## SUPPLIED MATERIAL
────
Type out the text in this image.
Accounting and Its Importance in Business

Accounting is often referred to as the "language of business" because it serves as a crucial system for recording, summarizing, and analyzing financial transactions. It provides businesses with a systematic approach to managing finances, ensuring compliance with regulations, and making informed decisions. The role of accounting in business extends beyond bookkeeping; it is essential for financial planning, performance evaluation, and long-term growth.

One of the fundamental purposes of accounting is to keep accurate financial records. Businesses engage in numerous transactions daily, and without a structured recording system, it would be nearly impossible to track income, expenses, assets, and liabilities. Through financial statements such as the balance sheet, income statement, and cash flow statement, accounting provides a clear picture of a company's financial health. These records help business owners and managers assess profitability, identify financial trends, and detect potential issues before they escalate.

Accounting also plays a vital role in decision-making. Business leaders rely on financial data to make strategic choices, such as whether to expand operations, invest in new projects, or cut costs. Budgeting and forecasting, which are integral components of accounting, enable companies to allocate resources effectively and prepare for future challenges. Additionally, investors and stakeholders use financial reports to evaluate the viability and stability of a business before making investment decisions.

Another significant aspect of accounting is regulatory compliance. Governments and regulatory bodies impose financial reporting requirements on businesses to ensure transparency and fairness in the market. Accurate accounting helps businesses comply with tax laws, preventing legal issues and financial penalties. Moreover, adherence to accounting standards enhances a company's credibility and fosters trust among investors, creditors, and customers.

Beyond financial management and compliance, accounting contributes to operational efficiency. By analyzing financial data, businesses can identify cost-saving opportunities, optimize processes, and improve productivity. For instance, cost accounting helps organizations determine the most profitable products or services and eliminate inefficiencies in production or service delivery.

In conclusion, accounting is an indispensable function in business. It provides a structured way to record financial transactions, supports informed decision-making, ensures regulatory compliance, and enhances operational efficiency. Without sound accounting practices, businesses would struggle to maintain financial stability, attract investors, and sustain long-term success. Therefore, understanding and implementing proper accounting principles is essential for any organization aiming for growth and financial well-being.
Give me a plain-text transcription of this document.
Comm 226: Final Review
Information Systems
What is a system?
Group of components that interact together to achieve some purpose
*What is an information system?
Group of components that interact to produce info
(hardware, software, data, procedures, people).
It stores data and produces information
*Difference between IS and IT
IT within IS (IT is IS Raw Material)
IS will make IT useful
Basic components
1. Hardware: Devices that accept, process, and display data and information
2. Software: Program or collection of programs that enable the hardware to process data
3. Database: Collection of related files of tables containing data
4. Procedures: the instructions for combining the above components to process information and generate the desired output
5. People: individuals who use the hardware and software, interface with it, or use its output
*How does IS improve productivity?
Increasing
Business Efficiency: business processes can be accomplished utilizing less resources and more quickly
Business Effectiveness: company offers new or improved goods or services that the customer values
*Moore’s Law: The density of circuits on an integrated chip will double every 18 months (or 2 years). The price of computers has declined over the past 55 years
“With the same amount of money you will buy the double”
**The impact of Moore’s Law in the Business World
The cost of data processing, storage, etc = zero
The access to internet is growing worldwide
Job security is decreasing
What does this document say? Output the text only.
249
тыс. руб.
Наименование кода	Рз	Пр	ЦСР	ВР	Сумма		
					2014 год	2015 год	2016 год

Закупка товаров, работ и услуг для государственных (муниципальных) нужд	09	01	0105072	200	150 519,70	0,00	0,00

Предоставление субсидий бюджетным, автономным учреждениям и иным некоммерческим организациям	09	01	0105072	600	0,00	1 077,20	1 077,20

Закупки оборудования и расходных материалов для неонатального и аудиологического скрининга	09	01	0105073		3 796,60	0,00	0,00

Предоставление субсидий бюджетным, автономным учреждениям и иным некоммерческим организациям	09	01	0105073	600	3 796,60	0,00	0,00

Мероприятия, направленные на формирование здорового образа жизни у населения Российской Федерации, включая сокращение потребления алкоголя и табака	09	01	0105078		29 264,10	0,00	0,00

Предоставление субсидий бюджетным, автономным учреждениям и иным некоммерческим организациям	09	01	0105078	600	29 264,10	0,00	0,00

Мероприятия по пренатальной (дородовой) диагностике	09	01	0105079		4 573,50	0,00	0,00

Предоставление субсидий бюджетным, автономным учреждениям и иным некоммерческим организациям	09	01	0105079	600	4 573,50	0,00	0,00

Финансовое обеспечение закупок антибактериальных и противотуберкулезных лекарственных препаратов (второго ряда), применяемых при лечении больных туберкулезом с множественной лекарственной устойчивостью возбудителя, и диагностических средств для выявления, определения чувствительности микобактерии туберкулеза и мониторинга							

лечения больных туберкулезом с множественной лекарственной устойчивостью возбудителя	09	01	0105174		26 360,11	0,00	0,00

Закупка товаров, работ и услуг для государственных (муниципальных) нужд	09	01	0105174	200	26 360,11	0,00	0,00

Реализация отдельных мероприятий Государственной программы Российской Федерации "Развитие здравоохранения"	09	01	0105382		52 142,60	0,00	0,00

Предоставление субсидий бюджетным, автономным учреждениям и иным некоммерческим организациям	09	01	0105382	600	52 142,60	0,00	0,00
────
## EXERCISE
From the listing above, copy every line that includes the word "туберкулезом".

## THE OUTPUT
Финансовое обеспечение закупок антибактериальных и противотуберкулезных лекарственных препаратов (второго ряда), применяемых при лечении больных туберкулезом с множественной лекарственной устойчивостью возбудителя, и диагностических средств для выявления, определения чувствительности микобактерии туберкулеза и мониторинга							
лечения больных туберкулезом с множественной лекарственной устойчивостью возбудителя	09	01	0105174		26 360,11	0,00	0,00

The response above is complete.